#### [SHORT EXERCISE]
Only the number is wanted: how many lines of the data contain "category"?
___ GIVEN DATA ___
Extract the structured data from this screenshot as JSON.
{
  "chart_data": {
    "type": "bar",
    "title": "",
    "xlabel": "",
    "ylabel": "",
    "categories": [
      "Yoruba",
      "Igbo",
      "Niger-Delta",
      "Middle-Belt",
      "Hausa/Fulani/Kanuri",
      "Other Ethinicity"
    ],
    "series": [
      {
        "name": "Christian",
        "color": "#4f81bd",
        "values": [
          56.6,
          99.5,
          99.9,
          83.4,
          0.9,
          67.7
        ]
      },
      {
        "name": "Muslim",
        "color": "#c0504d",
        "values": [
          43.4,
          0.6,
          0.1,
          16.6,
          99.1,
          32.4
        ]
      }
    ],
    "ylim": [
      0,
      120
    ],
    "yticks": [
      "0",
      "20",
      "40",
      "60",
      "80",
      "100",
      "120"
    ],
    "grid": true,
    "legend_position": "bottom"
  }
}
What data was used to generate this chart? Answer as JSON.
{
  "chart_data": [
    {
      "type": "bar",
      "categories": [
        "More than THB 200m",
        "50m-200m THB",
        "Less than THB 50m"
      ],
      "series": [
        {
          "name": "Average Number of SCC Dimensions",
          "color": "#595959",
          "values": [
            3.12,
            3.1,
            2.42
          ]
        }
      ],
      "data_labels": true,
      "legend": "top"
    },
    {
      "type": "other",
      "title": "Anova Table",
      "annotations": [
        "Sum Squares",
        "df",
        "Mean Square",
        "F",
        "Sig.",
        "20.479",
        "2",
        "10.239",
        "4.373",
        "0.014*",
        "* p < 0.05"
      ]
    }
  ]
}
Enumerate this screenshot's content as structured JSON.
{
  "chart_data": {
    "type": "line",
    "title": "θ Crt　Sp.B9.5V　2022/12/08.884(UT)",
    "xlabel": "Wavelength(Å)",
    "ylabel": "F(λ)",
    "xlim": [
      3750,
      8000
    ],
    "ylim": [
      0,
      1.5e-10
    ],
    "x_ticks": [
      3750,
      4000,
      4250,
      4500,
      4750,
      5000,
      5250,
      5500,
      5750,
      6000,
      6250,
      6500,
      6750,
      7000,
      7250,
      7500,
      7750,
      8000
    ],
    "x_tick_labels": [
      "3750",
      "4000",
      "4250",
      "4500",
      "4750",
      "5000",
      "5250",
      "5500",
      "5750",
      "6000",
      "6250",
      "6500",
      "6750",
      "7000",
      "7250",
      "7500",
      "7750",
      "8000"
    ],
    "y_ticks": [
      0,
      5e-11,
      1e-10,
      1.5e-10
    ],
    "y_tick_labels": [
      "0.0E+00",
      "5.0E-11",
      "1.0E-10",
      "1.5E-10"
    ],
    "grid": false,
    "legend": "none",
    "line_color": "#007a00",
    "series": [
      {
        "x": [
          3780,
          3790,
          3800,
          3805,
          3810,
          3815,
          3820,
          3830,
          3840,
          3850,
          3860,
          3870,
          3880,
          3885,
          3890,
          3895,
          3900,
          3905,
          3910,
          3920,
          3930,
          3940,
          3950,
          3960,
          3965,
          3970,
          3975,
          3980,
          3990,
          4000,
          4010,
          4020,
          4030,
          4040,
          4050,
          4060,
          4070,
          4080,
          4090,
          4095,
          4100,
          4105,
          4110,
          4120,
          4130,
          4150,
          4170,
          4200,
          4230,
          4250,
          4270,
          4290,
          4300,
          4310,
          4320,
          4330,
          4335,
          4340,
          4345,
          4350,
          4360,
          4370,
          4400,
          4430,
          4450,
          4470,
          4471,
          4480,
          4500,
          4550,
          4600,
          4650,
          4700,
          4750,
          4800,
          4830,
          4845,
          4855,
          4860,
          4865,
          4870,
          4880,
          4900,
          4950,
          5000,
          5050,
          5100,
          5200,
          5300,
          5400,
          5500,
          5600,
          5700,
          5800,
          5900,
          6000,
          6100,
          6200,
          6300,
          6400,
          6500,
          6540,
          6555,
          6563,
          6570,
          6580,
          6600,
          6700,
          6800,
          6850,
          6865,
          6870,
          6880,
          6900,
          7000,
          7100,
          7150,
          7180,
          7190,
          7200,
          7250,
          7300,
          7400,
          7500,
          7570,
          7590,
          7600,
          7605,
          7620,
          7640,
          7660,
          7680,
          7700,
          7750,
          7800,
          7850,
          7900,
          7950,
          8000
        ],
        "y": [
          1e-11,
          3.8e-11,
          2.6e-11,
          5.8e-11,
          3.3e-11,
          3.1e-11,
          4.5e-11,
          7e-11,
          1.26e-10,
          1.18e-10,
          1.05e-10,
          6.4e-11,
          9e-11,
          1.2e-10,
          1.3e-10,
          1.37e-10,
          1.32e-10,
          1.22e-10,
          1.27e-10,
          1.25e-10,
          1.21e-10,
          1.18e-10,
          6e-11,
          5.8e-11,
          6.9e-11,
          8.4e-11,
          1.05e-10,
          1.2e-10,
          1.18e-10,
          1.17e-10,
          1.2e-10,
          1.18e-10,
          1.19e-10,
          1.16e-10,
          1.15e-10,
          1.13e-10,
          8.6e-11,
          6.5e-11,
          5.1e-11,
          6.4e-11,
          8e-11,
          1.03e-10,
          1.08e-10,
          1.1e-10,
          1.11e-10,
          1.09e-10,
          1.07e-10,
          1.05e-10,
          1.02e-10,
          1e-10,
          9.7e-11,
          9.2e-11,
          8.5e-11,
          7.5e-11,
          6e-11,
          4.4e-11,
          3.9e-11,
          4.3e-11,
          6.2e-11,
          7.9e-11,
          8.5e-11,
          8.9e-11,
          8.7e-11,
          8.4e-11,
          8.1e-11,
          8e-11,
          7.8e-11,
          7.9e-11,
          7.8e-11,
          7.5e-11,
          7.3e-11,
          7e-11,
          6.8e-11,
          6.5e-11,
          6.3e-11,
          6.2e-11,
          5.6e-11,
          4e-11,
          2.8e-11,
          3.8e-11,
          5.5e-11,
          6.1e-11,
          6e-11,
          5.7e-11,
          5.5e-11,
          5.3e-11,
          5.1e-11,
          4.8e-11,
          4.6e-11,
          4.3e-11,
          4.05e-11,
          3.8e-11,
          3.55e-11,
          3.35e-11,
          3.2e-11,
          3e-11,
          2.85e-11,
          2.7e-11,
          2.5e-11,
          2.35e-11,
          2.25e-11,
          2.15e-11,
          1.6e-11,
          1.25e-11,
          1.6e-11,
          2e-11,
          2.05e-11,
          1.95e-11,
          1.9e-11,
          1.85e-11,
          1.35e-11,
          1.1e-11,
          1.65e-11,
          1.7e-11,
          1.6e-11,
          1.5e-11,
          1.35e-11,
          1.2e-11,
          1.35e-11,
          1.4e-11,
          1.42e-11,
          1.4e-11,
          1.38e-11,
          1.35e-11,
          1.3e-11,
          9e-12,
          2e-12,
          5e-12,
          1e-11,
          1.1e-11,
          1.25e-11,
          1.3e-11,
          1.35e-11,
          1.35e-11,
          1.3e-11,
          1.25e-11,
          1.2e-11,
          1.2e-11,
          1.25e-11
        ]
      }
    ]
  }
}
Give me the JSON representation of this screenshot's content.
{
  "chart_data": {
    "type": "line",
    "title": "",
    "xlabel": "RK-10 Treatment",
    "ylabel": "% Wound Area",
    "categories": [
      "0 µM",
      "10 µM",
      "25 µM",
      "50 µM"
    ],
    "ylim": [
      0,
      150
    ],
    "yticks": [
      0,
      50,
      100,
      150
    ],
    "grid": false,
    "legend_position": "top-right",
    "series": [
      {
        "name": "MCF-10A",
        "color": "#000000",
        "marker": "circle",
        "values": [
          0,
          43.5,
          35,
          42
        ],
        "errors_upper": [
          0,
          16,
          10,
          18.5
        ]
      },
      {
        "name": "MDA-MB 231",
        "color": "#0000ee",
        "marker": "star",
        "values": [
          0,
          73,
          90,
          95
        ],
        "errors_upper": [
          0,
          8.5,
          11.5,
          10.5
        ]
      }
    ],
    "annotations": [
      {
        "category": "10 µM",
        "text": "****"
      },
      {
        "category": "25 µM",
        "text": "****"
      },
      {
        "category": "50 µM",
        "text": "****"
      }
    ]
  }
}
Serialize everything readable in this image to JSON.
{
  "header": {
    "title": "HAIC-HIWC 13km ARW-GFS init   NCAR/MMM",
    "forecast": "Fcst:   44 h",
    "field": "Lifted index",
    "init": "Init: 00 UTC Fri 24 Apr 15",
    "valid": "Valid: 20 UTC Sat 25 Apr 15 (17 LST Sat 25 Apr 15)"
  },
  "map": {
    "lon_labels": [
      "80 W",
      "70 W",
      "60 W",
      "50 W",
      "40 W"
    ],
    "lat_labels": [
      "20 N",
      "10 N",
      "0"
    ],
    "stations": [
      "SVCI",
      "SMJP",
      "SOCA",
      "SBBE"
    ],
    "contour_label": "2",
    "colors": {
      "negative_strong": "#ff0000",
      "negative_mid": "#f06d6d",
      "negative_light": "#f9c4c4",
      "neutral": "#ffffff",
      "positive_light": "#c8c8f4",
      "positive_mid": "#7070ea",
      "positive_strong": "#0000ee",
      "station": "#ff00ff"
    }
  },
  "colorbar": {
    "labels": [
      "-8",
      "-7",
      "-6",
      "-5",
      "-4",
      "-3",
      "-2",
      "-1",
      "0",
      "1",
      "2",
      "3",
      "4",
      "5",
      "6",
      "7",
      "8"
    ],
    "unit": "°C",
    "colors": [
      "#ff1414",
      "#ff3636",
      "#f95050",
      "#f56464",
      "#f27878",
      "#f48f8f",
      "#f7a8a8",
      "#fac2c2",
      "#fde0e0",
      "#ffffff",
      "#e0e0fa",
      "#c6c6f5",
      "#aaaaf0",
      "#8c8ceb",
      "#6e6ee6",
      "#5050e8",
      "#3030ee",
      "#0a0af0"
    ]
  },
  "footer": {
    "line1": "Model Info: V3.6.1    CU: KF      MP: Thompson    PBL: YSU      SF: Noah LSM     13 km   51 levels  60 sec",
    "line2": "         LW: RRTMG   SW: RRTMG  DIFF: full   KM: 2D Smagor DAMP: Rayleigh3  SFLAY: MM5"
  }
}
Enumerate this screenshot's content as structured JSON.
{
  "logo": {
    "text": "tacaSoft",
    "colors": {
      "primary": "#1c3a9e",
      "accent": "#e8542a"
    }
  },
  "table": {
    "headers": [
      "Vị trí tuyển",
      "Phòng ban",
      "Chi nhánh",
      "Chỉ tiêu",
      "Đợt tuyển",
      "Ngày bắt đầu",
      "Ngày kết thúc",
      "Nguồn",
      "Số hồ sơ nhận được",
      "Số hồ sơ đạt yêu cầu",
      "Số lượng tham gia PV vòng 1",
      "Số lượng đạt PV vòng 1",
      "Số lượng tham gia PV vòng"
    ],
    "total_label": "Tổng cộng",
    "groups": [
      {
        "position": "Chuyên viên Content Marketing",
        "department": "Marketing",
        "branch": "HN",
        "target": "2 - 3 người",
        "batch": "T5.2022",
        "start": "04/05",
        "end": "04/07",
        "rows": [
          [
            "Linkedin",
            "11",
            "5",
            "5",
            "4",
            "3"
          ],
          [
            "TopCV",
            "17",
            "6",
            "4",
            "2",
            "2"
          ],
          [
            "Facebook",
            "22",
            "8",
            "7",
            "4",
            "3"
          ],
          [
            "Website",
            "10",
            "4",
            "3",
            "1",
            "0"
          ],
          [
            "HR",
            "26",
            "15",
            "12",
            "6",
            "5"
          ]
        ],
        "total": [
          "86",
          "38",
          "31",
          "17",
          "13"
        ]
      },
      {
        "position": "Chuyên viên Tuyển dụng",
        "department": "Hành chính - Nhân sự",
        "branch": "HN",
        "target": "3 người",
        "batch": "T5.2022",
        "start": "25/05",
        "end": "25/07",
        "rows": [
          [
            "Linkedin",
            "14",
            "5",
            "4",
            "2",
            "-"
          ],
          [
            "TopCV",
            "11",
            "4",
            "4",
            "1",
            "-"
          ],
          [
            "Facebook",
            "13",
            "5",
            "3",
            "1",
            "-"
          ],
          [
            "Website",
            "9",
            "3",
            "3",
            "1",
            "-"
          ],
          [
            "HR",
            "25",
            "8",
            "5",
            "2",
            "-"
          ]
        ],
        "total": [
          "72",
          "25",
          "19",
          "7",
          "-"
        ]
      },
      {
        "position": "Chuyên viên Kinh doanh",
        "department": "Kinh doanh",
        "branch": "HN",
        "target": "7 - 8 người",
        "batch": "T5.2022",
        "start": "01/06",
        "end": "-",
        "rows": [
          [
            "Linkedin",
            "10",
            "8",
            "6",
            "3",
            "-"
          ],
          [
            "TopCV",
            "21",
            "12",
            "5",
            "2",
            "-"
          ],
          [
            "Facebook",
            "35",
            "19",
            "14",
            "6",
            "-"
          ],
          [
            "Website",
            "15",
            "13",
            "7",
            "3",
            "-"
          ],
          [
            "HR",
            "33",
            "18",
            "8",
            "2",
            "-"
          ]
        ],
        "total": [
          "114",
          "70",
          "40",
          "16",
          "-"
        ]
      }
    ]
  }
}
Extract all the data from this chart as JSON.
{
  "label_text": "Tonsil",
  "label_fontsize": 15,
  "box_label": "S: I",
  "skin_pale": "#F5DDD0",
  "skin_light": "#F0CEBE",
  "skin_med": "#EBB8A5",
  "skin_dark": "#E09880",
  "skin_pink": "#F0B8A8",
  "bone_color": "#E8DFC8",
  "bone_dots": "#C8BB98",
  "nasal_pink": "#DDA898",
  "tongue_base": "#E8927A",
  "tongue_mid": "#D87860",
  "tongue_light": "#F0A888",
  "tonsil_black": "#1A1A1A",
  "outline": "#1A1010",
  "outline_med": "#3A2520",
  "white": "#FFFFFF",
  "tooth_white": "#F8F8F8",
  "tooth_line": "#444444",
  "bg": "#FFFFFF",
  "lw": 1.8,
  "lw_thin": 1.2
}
___
#### [RESULT OF THIS EXERCISE]
3